→ Problem description
Leaving out the pictures, transcribe all of the records faithfully.

══ Input for this task

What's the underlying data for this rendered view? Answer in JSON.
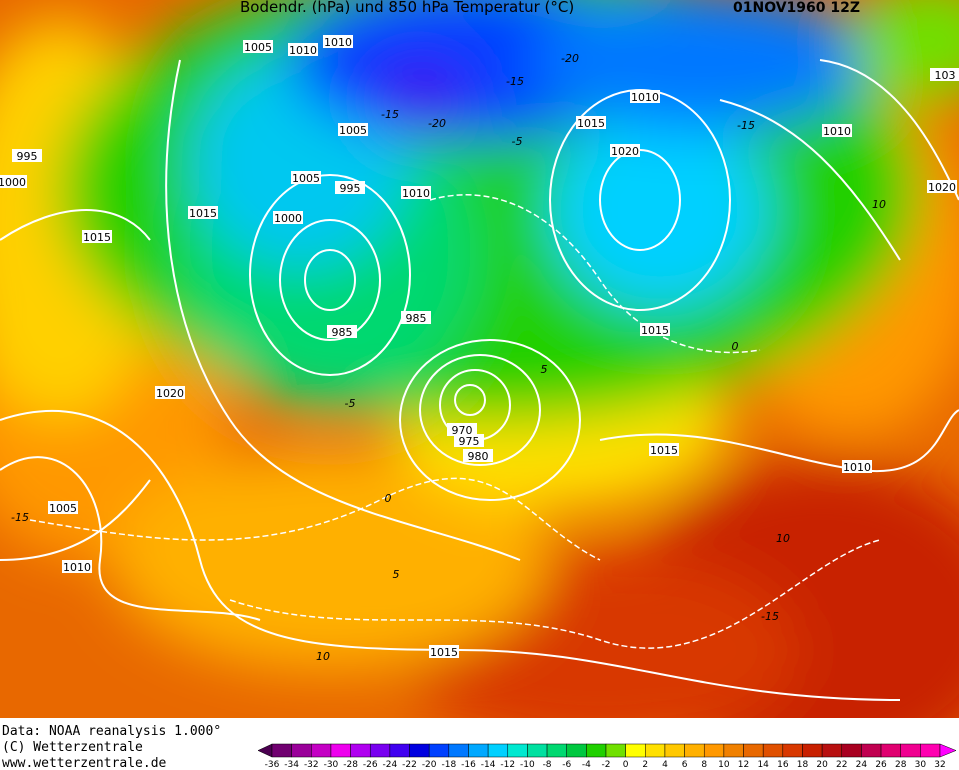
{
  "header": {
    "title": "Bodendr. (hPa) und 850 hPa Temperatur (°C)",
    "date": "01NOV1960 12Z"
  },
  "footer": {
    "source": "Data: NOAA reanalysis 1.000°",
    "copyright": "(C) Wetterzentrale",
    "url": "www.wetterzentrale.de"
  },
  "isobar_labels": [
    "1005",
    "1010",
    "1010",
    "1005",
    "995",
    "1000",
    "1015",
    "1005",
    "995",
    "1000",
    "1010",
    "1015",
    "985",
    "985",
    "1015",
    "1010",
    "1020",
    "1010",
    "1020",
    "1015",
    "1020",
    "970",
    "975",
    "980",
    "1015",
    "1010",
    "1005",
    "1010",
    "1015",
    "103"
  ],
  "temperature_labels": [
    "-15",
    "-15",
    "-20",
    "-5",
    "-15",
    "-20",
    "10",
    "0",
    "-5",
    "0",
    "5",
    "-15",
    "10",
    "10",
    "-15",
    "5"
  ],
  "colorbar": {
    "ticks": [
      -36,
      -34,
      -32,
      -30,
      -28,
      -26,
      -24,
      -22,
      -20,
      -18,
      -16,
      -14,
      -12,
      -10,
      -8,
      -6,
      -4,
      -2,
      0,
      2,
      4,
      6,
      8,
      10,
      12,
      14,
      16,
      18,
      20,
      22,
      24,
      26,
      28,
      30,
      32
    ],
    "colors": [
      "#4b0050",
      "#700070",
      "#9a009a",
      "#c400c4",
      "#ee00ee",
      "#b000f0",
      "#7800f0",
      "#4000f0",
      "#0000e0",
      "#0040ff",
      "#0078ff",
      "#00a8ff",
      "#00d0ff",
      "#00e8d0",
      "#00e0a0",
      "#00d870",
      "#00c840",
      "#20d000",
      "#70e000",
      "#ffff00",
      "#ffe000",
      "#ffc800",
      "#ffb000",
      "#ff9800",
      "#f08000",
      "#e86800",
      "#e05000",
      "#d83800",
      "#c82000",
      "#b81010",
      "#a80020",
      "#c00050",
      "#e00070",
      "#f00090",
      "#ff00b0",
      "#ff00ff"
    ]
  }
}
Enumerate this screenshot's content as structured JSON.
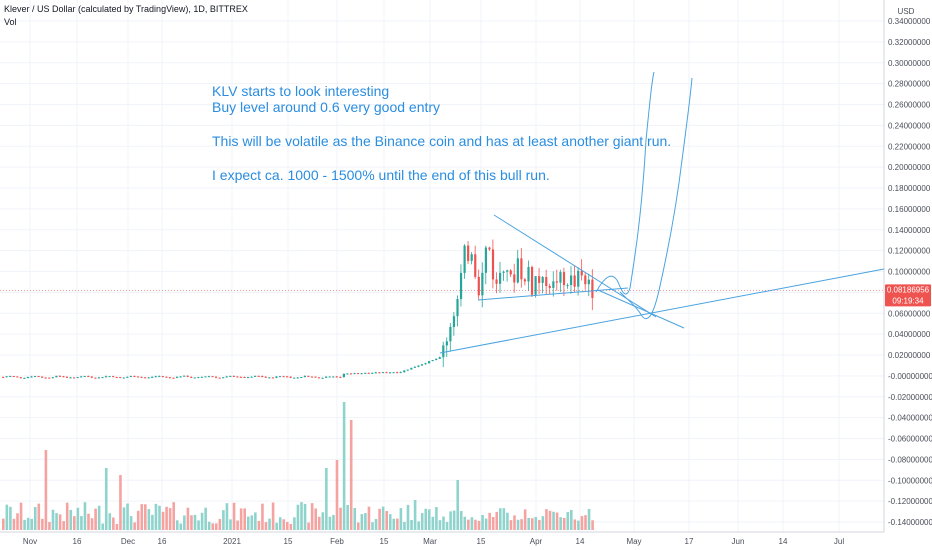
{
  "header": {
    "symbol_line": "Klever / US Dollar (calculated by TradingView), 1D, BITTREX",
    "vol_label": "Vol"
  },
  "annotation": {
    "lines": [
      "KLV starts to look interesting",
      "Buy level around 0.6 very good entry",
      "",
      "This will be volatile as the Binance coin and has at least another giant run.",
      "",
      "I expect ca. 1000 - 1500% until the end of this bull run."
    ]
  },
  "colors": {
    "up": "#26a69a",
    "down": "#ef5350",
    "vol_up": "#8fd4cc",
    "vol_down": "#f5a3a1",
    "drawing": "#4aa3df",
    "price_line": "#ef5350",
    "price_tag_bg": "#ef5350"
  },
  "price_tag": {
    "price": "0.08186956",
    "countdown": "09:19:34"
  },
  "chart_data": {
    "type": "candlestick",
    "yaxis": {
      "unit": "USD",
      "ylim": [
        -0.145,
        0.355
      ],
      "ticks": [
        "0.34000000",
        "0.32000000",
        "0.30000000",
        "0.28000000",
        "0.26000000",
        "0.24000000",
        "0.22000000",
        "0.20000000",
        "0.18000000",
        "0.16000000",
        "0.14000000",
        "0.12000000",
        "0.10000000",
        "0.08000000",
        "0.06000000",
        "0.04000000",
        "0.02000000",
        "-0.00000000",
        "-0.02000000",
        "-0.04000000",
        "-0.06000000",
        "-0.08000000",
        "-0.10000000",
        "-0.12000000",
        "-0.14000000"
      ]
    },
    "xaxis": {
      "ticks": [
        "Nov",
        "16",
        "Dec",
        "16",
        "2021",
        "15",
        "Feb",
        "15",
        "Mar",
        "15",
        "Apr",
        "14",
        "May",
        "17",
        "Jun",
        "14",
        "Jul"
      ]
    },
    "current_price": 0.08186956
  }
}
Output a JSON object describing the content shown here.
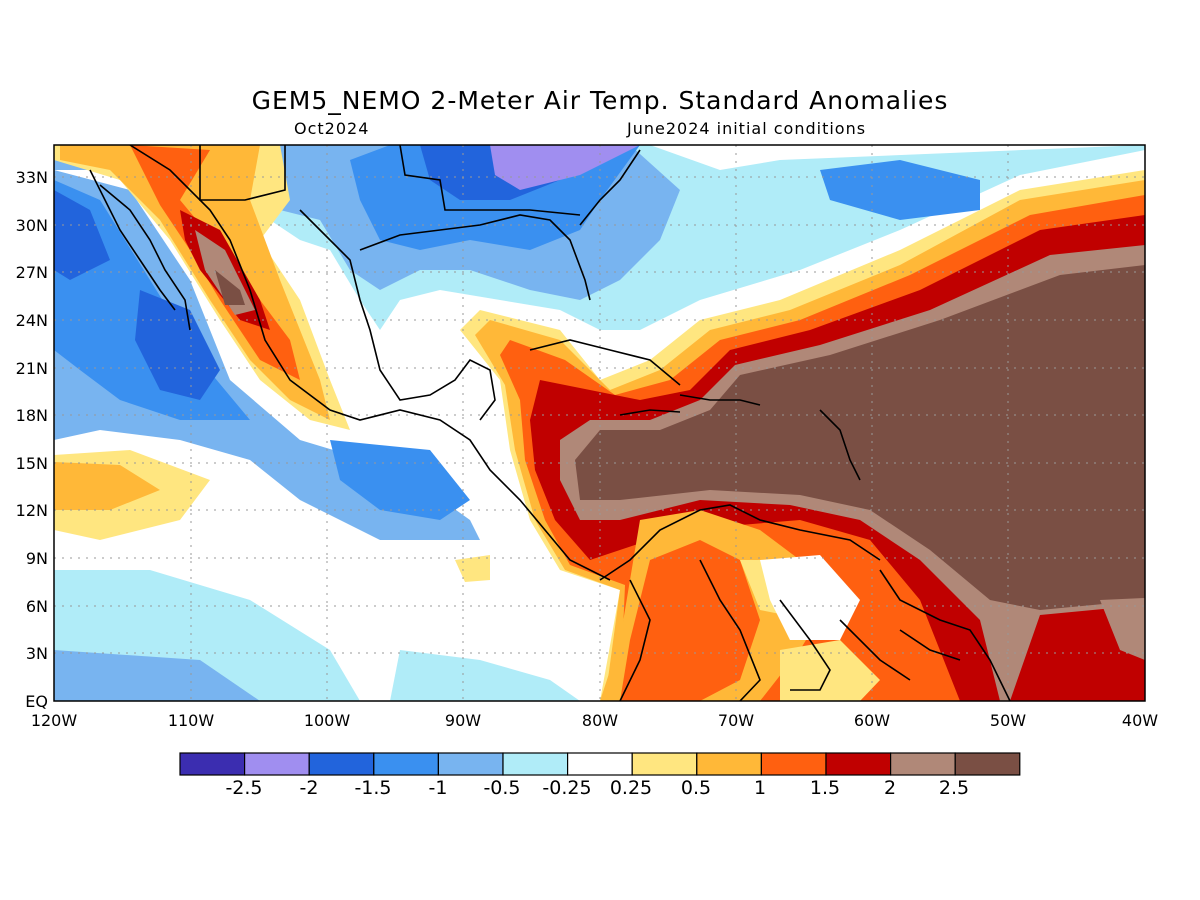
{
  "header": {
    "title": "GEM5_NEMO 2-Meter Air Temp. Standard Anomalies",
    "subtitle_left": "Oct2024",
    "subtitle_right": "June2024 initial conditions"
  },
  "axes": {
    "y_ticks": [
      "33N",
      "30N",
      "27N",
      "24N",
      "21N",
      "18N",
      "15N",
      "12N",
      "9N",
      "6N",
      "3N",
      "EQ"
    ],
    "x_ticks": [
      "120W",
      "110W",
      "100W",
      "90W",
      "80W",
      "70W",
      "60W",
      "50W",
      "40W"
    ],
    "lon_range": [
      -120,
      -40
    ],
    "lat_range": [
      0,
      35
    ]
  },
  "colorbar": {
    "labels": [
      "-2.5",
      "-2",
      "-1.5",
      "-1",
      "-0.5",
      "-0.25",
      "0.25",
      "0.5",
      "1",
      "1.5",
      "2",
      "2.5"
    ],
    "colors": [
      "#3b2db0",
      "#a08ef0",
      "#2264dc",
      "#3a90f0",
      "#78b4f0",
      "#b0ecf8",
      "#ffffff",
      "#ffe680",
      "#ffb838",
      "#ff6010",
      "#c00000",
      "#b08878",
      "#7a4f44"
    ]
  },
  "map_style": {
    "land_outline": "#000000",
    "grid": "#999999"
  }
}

════

→ Worked solution
What's the underlying data for this rendered view? Answer in JSON.
{
  "header": {
    "title": "Bodendr. (hPa) und 850 hPa Temperatur (°C)",
    "date": "01NOV1960 12Z"
  },
  "footer": {
    "source": "Data: NOAA reanalysis 1.000°",
    "copyright": "(C) Wetterzentrale",
    "url": "www.wetterzentrale.de"
  },
  "isobar_labels": [
    "1005",
    "1010",
    "1010",
    "1005",
    "995",
    "1000",
    "1015",
    "1005",
    "995",
    "1000",
    "1010",
    "1015",
    "985",
    "985",
    "1015",
    "1010",
    "1020",
    "1010",
    "1020",
    "1015",
    "1020",
    "970",
    "975",
    "980",
    "1015",
    "1010",
    "1005",
    "1010",
    "1015",
    "103"
  ],
  "temperature_labels": [
    "-15",
    "-15",
    "-20",
    "-5",
    "-15",
    "-20",
    "10",
    "0",
    "-5",
    "0",
    "5",
    "-15",
    "10",
    "10",
    "-15",
    "5"
  ],
  "colorbar": {
    "ticks": [
      -36,
      -34,
      -32,
      -30,
      -28,
      -26,
      -24,
      -22,
      -20,
      -18,
      -16,
      -14,
      -12,
      -10,
      -8,
      -6,
      -4,
      -2,
      0,
      2,
      4,
      6,
      8,
      10,
      12,
      14,
      16,
      18,
      20,
      22,
      24,
      26,
      28,
      30,
      32
    ],
    "colors": [
      "#4b0050",
      "#700070",
      "#9a009a",
      "#c400c4",
      "#ee00ee",
      "#b000f0",
      "#7800f0",
      "#4000f0",
      "#0000e0",
      "#0040ff",
      "#0078ff",
      "#00a8ff",
      "#00d0ff",
      "#00e8d0",
      "#00e0a0",
      "#00d870",
      "#00c840",
      "#20d000",
      "#70e000",
      "#ffff00",
      "#ffe000",
      "#ffc800",
      "#ffb000",
      "#ff9800",
      "#f08000",
      "#e86800",
      "#e05000",
      "#d83800",
      "#c82000",
      "#b81010",
      "#a80020",
      "#c00050",
      "#e00070",
      "#f00090",
      "#ff00b0",
      "#ff00ff"
    ]
  }
}
Enumerate this screenshot's content as structured JSON.
{
  "header": {
    "symbol_line": "Klever / US Dollar (calculated by TradingView), 1D, BITTREX",
    "vol_label": "Vol"
  },
  "annotation": {
    "lines": [
      "KLV starts to look interesting",
      "Buy level around 0.6 very good entry",
      "",
      "This will be volatile as the Binance coin and has at least another giant run.",
      "",
      "I expect ca. 1000 - 1500% until the end of this bull run."
    ]
  },
  "colors": {
    "up": "#26a69a",
    "down": "#ef5350",
    "vol_up": "#8fd4cc",
    "vol_down": "#f5a3a1",
    "drawing": "#4aa3df",
    "price_line": "#ef5350",
    "price_tag_bg": "#ef5350"
  },
  "price_tag": {
    "price": "0.08186956",
    "countdown": "09:19:34"
  },
  "chart_data": {
    "type": "candlestick",
    "yaxis": {
      "unit": "USD",
      "ylim": [
        -0.145,
        0.355
      ],
      "ticks": [
        "0.34000000",
        "0.32000000",
        "0.30000000",
        "0.28000000",
        "0.26000000",
        "0.24000000",
        "0.22000000",
        "0.20000000",
        "0.18000000",
        "0.16000000",
        "0.14000000",
        "0.12000000",
        "0.10000000",
        "0.08000000",
        "0.06000000",
        "0.04000000",
        "0.02000000",
        "-0.00000000",
        "-0.02000000",
        "-0.04000000",
        "-0.06000000",
        "-0.08000000",
        "-0.10000000",
        "-0.12000000",
        "-0.14000000"
      ]
    },
    "xaxis": {
      "ticks": [
        "Nov",
        "16",
        "Dec",
        "16",
        "2021",
        "15",
        "Feb",
        "15",
        "Mar",
        "15",
        "Apr",
        "14",
        "May",
        "17",
        "Jun",
        "14",
        "Jul"
      ]
    },
    "current_price": 0.08186956
  }
}
Output a JSON object describing the content shown here.
{
  "header": {
    "title": "GEM5_NEMO 2-Meter Air Temp. Standard Anomalies",
    "subtitle_left": "Oct2024",
    "subtitle_right": "June2024 initial conditions"
  },
  "axes": {
    "y_ticks": [
      "33N",
      "30N",
      "27N",
      "24N",
      "21N",
      "18N",
      "15N",
      "12N",
      "9N",
      "6N",
      "3N",
      "EQ"
    ],
    "x_ticks": [
      "120W",
      "110W",
      "100W",
      "90W",
      "80W",
      "70W",
      "60W",
      "50W",
      "40W"
    ],
    "lon_range": [
      -120,
      -40
    ],
    "lat_range": [
      0,
      35
    ]
  },
  "colorbar": {
    "labels": [
      "-2.5",
      "-2",
      "-1.5",
      "-1",
      "-0.5",
      "-0.25",
      "0.25",
      "0.5",
      "1",
      "1.5",
      "2",
      "2.5"
    ],
    "colors": [
      "#3b2db0",
      "#a08ef0",
      "#2264dc",
      "#3a90f0",
      "#78b4f0",
      "#b0ecf8",
      "#ffffff",
      "#ffe680",
      "#ffb838",
      "#ff6010",
      "#c00000",
      "#b08878",
      "#7a4f44"
    ]
  },
  "map_style": {
    "land_outline": "#000000",
    "grid": "#999999"
  }
}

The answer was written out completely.